AIM :: Gather from the listing below each line that includes the word "skin", and copy it.

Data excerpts

+ + +

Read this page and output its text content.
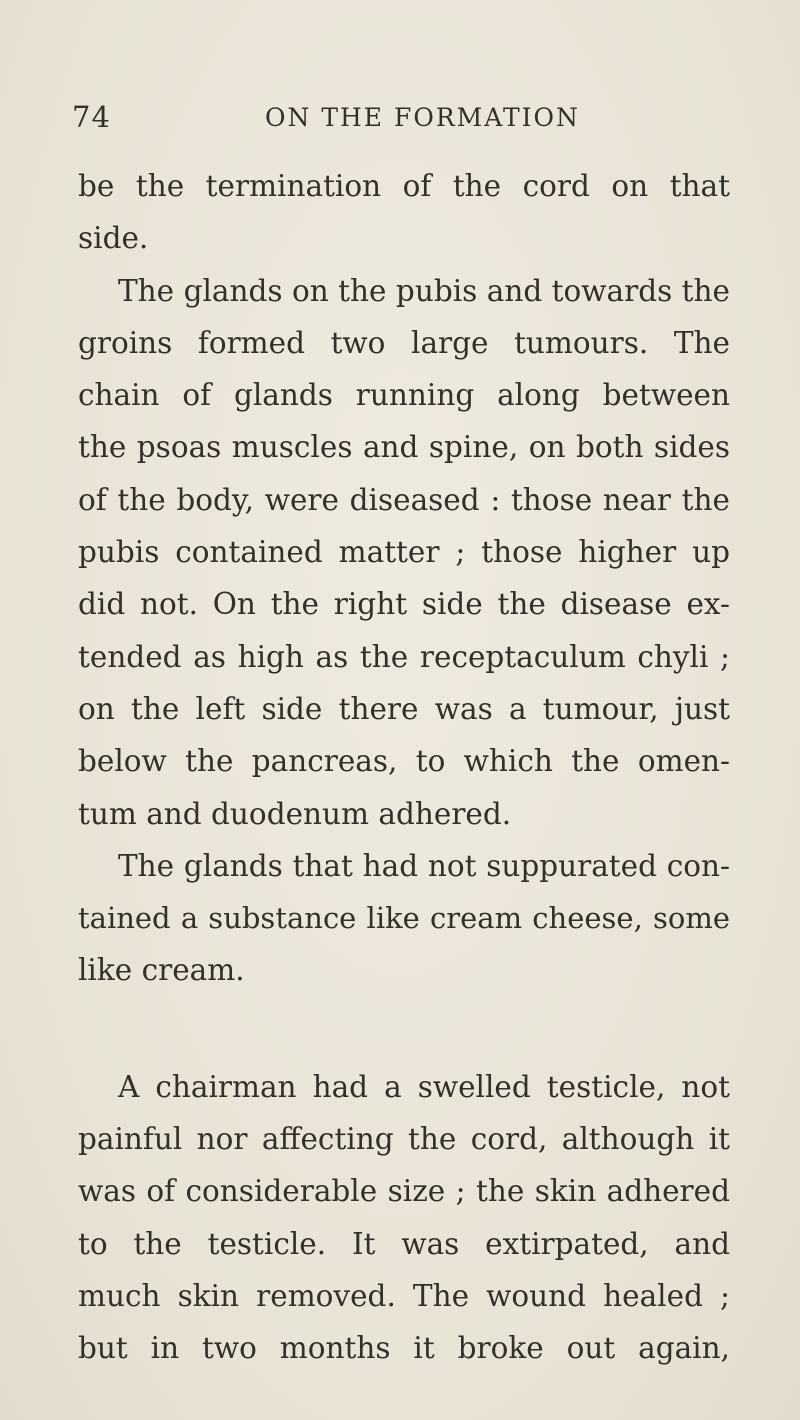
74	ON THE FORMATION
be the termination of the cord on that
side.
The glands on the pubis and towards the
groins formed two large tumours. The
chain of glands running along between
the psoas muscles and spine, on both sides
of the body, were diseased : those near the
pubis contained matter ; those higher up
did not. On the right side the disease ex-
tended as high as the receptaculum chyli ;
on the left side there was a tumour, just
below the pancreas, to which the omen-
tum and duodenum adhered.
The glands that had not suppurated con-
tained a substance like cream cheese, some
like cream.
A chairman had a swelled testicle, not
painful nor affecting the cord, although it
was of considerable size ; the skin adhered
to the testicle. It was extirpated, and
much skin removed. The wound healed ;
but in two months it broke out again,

+ + +

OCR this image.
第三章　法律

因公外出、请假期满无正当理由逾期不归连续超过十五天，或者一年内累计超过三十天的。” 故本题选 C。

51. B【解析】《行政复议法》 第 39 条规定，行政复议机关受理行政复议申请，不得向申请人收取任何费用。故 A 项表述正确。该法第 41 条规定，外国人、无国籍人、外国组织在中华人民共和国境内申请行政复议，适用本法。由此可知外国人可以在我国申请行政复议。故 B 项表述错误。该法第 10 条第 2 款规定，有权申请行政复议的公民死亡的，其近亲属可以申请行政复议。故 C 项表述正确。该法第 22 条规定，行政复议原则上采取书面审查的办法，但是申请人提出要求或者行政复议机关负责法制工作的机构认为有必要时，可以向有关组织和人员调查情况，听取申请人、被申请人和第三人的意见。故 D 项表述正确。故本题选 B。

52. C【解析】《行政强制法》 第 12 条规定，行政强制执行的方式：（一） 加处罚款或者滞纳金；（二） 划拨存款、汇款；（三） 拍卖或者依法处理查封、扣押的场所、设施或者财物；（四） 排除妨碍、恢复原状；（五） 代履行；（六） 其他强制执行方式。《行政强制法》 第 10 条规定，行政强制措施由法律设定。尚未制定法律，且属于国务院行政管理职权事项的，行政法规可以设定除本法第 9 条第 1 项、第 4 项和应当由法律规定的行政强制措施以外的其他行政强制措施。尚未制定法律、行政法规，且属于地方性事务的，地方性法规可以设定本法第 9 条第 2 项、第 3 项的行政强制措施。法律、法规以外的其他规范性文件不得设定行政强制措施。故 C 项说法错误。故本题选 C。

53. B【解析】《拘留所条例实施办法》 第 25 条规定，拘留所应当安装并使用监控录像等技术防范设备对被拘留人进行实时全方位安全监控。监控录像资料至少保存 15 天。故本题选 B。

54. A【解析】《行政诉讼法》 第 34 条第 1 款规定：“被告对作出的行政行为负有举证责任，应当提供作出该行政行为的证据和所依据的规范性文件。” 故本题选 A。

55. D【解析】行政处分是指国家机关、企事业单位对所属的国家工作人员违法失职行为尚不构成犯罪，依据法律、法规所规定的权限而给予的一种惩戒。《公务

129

+ + +

EXPECTED ANSWER ::
was of considerable size ; the skin adhered
much skin removed. The wound healed ;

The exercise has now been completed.